══ Passage for review

Singles Day 2018 set to be biggest ever

This year, over 19,000 international brands will be fighting for customers on Tmall Global

by Azoya Consulting

While in the UK people will be marking Remembrance Day with sombre reflection, in China, 11 November means Singles Day, which has become the world’s largest off and online shopping spree.

Originally dreamed up by lonely students at Nanjing University in 1993, the celebration of being single - the 11 representing two single people - has since been capitalised upon by the country’s largest retailers.

This year’s celebrations are expected to be the most lucrative yet, fuelled by both Chinese consumer demand and international expansion. 

App analytics firm App Annie predicts that Singles Day 2018 will not only be the largest day for consumer spending in history, but will set new mobile commerce records globally, with total spend surpassing $32 billion and mobile contributing the lion’s share of sales.

“We saw indications last year that Singles’ Day may begin to take a larger slice of the growing pie,” commented Paul Barnes, territory director at App Annie. 

“Last year, Alibaba made a concerted effort to expand Singles’ Day into Western markets,” he continued. “In fact, Singles Day 2017 was the largest day for worldwide shopping app downloads and AliExpress in particular, saw a strong surge of app downloads in the US and the UK.” 

In 2009 Alibaba really started monetising the unofficial Chinese national holiday on it e-commerce platform Tmall, Singles Day, promoting everything from home appliances to perfume. The company generated $25.3 billion in gross merchandise volume (GMV) and a further $19.1 billion in GMV for JD.com last year. 

Ingenico Group reported in 2017 that it processed more than three times as many online transactions on Singles Day than it did on an average day, with growth particularly strong in Latin America, North America, Russia and key European markets. 

Elena Gatti, managing director for sales at Azoya Group, which helps retailers enter China, explained that this year over 180,000 Chinese and global brands will be fighting for consumers’ attention on Tmall’s platform, with over 19,000 merchants from over 75 different countries selling through the cross-border Tmall Global. 

“Last year’s Singles Day indicated that consumers are becoming more interested in purchasing through cross-border channels,“ she stated, adding that while just 5.4 and 4.9 per cent of sales on Tmall and JD.com respectively were from their cross-border platforms, on an absolute basis these numbers are growing rapidly. 

This week, cross-border e-payment specialist PPRO Group announced a new partnership with ChinaPay, meaning the Chinese payments provider will be able to provide its merchants with access to several established European payment methods, including Eps, Giropay, iDEAL, Qiwi and SafetyPay.

Jack Elhers, director of product and payments network at PPRO Group, commented that many retailers are unprepared to make the most of the potential increase in sales from shopping events like Singles Day or Black Friday.

“To add to the stress for UK retailers, British consumers are now increasingly shopping overseas,” he pointed out. “70 per cent of UK consumers now buy goods online from overseas retailers, further emphasising the popularity of global e-commerce shopping, and further illustrating the importance of offering a preferred payment options during the busy shopping season.”

════
══ Listed records

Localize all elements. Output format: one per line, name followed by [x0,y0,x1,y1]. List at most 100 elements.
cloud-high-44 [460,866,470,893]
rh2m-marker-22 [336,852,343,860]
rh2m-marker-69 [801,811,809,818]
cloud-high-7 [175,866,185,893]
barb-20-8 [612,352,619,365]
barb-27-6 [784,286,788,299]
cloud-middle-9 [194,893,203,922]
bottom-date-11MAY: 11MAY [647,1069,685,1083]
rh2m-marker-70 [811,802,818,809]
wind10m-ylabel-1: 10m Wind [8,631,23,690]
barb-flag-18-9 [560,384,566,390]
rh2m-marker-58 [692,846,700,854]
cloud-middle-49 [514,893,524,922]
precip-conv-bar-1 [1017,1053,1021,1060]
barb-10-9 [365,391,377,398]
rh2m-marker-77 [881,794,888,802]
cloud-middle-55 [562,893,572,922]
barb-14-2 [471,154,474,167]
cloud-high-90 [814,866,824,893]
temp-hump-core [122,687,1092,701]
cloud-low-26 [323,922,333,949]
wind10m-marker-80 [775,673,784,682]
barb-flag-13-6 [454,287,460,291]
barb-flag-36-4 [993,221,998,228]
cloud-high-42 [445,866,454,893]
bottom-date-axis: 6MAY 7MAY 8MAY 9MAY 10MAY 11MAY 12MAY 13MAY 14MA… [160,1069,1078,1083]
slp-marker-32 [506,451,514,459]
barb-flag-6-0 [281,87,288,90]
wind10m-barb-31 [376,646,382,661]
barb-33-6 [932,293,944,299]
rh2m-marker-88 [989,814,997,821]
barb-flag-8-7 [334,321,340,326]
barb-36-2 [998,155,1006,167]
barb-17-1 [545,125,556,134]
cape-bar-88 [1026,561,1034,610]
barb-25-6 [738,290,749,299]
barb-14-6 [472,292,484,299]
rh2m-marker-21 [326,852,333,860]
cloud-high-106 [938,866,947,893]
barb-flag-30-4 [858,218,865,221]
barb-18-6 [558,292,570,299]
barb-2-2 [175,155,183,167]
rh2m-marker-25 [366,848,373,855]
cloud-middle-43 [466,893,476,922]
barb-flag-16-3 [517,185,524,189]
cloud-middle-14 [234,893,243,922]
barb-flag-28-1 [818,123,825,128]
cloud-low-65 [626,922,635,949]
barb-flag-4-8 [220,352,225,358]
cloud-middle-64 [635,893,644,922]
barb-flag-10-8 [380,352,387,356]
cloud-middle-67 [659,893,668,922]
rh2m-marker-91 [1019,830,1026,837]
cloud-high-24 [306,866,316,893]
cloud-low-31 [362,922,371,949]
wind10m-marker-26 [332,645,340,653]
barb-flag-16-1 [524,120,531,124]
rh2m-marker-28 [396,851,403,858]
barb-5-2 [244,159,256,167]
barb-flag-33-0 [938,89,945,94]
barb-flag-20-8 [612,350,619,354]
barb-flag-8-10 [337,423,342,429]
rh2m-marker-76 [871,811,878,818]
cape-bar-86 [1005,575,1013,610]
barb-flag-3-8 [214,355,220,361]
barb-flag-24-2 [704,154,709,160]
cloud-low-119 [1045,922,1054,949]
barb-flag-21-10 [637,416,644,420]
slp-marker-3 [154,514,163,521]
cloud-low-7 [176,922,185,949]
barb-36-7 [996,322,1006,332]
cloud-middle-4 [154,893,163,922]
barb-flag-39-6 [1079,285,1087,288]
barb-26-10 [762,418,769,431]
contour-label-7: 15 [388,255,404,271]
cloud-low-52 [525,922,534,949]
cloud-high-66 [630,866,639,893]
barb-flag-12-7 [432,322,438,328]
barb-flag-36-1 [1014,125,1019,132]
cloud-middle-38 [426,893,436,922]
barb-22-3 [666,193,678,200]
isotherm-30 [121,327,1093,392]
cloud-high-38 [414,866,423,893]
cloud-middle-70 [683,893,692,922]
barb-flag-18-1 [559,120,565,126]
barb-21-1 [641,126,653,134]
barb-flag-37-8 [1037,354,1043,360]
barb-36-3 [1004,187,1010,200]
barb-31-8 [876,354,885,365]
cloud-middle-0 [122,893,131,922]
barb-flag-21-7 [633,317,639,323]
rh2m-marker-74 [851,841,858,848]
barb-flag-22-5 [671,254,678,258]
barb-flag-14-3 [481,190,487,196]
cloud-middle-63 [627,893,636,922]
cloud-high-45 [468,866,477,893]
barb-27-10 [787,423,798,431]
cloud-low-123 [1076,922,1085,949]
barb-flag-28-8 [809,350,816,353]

════

* **Problems to work on**
(a) According to the Singles Day article, who originally dreamed up the celebration, and in what year?
(b) Duplicate everything in the Singles Day article from "by Azoya Consulting" down to "and international expansion.".
(c) Does each statement below agree with the Singles Day article? Answer yes or no for each, quoting the deciding words of the article.
(i) App Annie predicts that total spend on Singles Day 2018 will surpass $32 billion.
(ii) Over 19,000 merchants from over 75 countries are selling through Tmall Global this year.
(iii) Ingenico Group processed twice as many online transactions on Singles Day 2017 as on an average day.

* **Answers to the problems**
(a) Lonely students at Nanjing University dreamed it up in 1993.

(b)
by Azoya Consulting

While in the UK people will be marking Remembrance Day with sombre reflection, in China, 11 November means Singles Day, which has become the world’s largest off and online shopping spree.

Originally dreamed up by lonely students at Nanjing University in 1993, the celebration of being single - the 11 representing two single people - has since been capitalised upon by the country’s largest retailers.

This year’s celebrations are expected to be the most lucrative yet, fuelled by both Chinese consumer demand and international expansion.

(c)
(i) Yes: "with total spend surpassing $32 billion"
(ii) Yes: "with over 19,000 merchants from over 75 different countries selling through the cross-border Tmall Global"
(iii) No: "it processed more than three times as many online transactions on Singles Day than it did on an average day"